--- Exercise aim ---
Print the records below word for word, but leave out the pictures.

— START Dataset rows —

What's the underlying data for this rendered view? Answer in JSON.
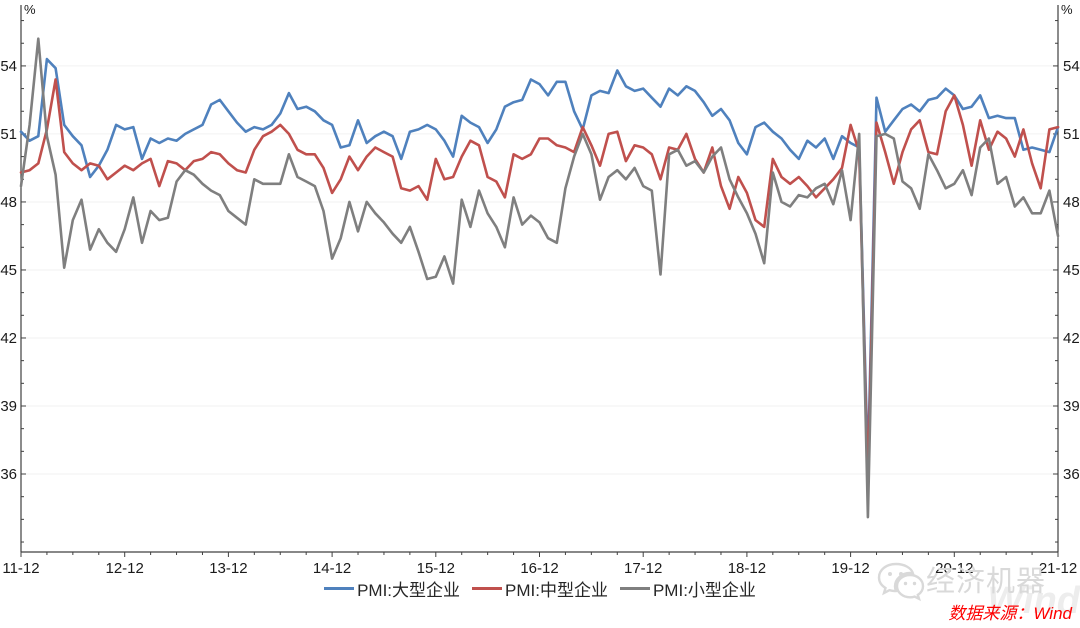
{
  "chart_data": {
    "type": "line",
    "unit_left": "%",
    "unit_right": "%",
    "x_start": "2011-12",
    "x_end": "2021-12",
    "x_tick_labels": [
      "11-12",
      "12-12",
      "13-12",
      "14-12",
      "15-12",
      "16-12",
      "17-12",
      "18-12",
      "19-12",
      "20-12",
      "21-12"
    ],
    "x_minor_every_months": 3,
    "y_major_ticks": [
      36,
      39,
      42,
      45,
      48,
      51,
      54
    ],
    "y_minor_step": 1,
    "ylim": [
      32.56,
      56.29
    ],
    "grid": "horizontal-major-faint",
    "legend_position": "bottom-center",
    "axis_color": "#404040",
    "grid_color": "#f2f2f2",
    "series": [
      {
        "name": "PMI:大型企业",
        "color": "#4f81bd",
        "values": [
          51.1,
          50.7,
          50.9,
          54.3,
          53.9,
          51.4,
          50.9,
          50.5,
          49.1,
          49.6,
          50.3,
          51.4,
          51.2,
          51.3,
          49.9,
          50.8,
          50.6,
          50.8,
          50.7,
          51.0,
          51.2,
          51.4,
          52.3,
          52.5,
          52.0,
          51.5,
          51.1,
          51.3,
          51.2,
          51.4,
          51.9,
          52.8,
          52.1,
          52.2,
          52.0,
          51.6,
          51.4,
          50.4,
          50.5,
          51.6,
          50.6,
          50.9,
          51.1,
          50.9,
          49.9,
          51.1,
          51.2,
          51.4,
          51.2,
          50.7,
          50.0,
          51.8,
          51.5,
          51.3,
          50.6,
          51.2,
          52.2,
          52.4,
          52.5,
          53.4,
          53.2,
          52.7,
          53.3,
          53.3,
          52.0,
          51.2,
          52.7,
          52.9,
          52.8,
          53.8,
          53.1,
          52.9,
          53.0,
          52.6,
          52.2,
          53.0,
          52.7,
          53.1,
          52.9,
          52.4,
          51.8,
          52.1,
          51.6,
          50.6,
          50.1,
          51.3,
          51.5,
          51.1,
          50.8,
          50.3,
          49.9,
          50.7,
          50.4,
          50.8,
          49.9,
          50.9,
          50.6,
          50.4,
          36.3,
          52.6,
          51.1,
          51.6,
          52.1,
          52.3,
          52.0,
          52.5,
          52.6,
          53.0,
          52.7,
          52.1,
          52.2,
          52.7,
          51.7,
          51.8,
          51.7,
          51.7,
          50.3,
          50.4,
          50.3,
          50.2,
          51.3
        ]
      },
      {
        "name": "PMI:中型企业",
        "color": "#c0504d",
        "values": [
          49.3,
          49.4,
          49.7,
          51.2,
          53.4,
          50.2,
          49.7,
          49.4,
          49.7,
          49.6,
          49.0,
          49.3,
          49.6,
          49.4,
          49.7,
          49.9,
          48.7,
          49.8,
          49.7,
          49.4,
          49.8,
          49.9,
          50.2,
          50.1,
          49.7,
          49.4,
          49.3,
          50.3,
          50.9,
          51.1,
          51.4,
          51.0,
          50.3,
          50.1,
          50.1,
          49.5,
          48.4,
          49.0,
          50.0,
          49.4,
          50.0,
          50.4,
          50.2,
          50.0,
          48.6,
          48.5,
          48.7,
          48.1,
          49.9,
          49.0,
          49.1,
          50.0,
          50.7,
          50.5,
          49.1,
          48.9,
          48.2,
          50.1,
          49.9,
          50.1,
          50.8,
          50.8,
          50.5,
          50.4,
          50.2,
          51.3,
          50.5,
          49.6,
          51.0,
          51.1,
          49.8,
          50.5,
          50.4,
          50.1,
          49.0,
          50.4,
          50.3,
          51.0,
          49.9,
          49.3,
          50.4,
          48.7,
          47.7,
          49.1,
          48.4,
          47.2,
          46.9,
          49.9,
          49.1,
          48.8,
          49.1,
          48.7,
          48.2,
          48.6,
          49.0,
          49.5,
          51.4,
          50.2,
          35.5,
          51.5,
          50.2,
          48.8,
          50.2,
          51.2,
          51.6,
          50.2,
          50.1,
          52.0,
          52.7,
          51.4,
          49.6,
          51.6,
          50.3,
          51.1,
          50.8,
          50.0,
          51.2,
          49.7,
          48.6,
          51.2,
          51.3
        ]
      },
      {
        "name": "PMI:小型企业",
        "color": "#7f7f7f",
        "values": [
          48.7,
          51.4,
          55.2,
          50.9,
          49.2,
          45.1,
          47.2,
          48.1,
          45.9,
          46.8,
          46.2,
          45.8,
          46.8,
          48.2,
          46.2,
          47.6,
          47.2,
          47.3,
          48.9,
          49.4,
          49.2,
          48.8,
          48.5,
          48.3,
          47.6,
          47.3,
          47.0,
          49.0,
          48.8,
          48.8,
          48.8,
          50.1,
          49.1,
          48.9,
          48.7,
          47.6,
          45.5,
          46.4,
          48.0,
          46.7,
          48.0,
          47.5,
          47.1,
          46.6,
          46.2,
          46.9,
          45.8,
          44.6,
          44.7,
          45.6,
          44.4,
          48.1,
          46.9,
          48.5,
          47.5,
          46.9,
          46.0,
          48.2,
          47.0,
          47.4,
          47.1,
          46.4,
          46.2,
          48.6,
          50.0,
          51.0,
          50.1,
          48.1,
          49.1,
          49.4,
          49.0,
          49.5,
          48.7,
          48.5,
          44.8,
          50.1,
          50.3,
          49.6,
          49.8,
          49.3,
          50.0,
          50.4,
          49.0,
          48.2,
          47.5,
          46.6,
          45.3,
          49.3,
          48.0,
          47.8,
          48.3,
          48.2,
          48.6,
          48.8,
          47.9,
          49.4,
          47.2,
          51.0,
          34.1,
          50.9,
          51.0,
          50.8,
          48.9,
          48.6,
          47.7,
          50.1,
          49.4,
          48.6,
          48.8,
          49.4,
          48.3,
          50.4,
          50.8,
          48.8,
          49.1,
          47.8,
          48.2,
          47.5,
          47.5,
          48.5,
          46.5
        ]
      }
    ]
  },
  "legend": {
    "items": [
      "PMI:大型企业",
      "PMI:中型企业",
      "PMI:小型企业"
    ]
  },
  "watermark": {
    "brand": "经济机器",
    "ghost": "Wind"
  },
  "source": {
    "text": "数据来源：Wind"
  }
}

— END Dataset rows —

--- Exercise result ---
What's the underlying data for this rendered view? Answer in JSON.
{
  "chart_data": {
    "type": "line",
    "unit_left": "%",
    "unit_right": "%",
    "x_start": "2011-12",
    "x_end": "2021-12",
    "x_tick_labels": [
      "11-12",
      "12-12",
      "13-12",
      "14-12",
      "15-12",
      "16-12",
      "17-12",
      "18-12",
      "19-12",
      "20-12",
      "21-12"
    ],
    "x_minor_every_months": 3,
    "y_major_ticks": [
      36,
      39,
      42,
      45,
      48,
      51,
      54
    ],
    "y_minor_step": 1,
    "ylim": [
      32.56,
      56.29
    ],
    "grid": "horizontal-major-faint",
    "legend_position": "bottom-center",
    "axis_color": "#404040",
    "grid_color": "#f2f2f2",
    "series": [
      {
        "name": "PMI:大型企业",
        "color": "#4f81bd",
        "values": [
          51.1,
          50.7,
          50.9,
          54.3,
          53.9,
          51.4,
          50.9,
          50.5,
          49.1,
          49.6,
          50.3,
          51.4,
          51.2,
          51.3,
          49.9,
          50.8,
          50.6,
          50.8,
          50.7,
          51.0,
          51.2,
          51.4,
          52.3,
          52.5,
          52.0,
          51.5,
          51.1,
          51.3,
          51.2,
          51.4,
          51.9,
          52.8,
          52.1,
          52.2,
          52.0,
          51.6,
          51.4,
          50.4,
          50.5,
          51.6,
          50.6,
          50.9,
          51.1,
          50.9,
          49.9,
          51.1,
          51.2,
          51.4,
          51.2,
          50.7,
          50.0,
          51.8,
          51.5,
          51.3,
          50.6,
          51.2,
          52.2,
          52.4,
          52.5,
          53.4,
          53.2,
          52.7,
          53.3,
          53.3,
          52.0,
          51.2,
          52.7,
          52.9,
          52.8,
          53.8,
          53.1,
          52.9,
          53.0,
          52.6,
          52.2,
          53.0,
          52.7,
          53.1,
          52.9,
          52.4,
          51.8,
          52.1,
          51.6,
          50.6,
          50.1,
          51.3,
          51.5,
          51.1,
          50.8,
          50.3,
          49.9,
          50.7,
          50.4,
          50.8,
          49.9,
          50.9,
          50.6,
          50.4,
          36.3,
          52.6,
          51.1,
          51.6,
          52.1,
          52.3,
          52.0,
          52.5,
          52.6,
          53.0,
          52.7,
          52.1,
          52.2,
          52.7,
          51.7,
          51.8,
          51.7,
          51.7,
          50.3,
          50.4,
          50.3,
          50.2,
          51.3
        ]
      },
      {
        "name": "PMI:中型企业",
        "color": "#c0504d",
        "values": [
          49.3,
          49.4,
          49.7,
          51.2,
          53.4,
          50.2,
          49.7,
          49.4,
          49.7,
          49.6,
          49.0,
          49.3,
          49.6,
          49.4,
          49.7,
          49.9,
          48.7,
          49.8,
          49.7,
          49.4,
          49.8,
          49.9,
          50.2,
          50.1,
          49.7,
          49.4,
          49.3,
          50.3,
          50.9,
          51.1,
          51.4,
          51.0,
          50.3,
          50.1,
          50.1,
          49.5,
          48.4,
          49.0,
          50.0,
          49.4,
          50.0,
          50.4,
          50.2,
          50.0,
          48.6,
          48.5,
          48.7,
          48.1,
          49.9,
          49.0,
          49.1,
          50.0,
          50.7,
          50.5,
          49.1,
          48.9,
          48.2,
          50.1,
          49.9,
          50.1,
          50.8,
          50.8,
          50.5,
          50.4,
          50.2,
          51.3,
          50.5,
          49.6,
          51.0,
          51.1,
          49.8,
          50.5,
          50.4,
          50.1,
          49.0,
          50.4,
          50.3,
          51.0,
          49.9,
          49.3,
          50.4,
          48.7,
          47.7,
          49.1,
          48.4,
          47.2,
          46.9,
          49.9,
          49.1,
          48.8,
          49.1,
          48.7,
          48.2,
          48.6,
          49.0,
          49.5,
          51.4,
          50.2,
          35.5,
          51.5,
          50.2,
          48.8,
          50.2,
          51.2,
          51.6,
          50.2,
          50.1,
          52.0,
          52.7,
          51.4,
          49.6,
          51.6,
          50.3,
          51.1,
          50.8,
          50.0,
          51.2,
          49.7,
          48.6,
          51.2,
          51.3
        ]
      },
      {
        "name": "PMI:小型企业",
        "color": "#7f7f7f",
        "values": [
          48.7,
          51.4,
          55.2,
          50.9,
          49.2,
          45.1,
          47.2,
          48.1,
          45.9,
          46.8,
          46.2,
          45.8,
          46.8,
          48.2,
          46.2,
          47.6,
          47.2,
          47.3,
          48.9,
          49.4,
          49.2,
          48.8,
          48.5,
          48.3,
          47.6,
          47.3,
          47.0,
          49.0,
          48.8,
          48.8,
          48.8,
          50.1,
          49.1,
          48.9,
          48.7,
          47.6,
          45.5,
          46.4,
          48.0,
          46.7,
          48.0,
          47.5,
          47.1,
          46.6,
          46.2,
          46.9,
          45.8,
          44.6,
          44.7,
          45.6,
          44.4,
          48.1,
          46.9,
          48.5,
          47.5,
          46.9,
          46.0,
          48.2,
          47.0,
          47.4,
          47.1,
          46.4,
          46.2,
          48.6,
          50.0,
          51.0,
          50.1,
          48.1,
          49.1,
          49.4,
          49.0,
          49.5,
          48.7,
          48.5,
          44.8,
          50.1,
          50.3,
          49.6,
          49.8,
          49.3,
          50.0,
          50.4,
          49.0,
          48.2,
          47.5,
          46.6,
          45.3,
          49.3,
          48.0,
          47.8,
          48.3,
          48.2,
          48.6,
          48.8,
          47.9,
          49.4,
          47.2,
          51.0,
          34.1,
          50.9,
          51.0,
          50.8,
          48.9,
          48.6,
          47.7,
          50.1,
          49.4,
          48.6,
          48.8,
          49.4,
          48.3,
          50.4,
          50.8,
          48.8,
          49.1,
          47.8,
          48.2,
          47.5,
          47.5,
          48.5,
          46.5
        ]
      }
    ]
  },
  "legend": {
    "items": [
      "PMI:大型企业",
      "PMI:中型企业",
      "PMI:小型企业"
    ]
  },
  "watermark": {
    "brand": "经济机器",
    "ghost": "Wind"
  },
  "source": {
    "text": "数据来源：Wind"
  }
}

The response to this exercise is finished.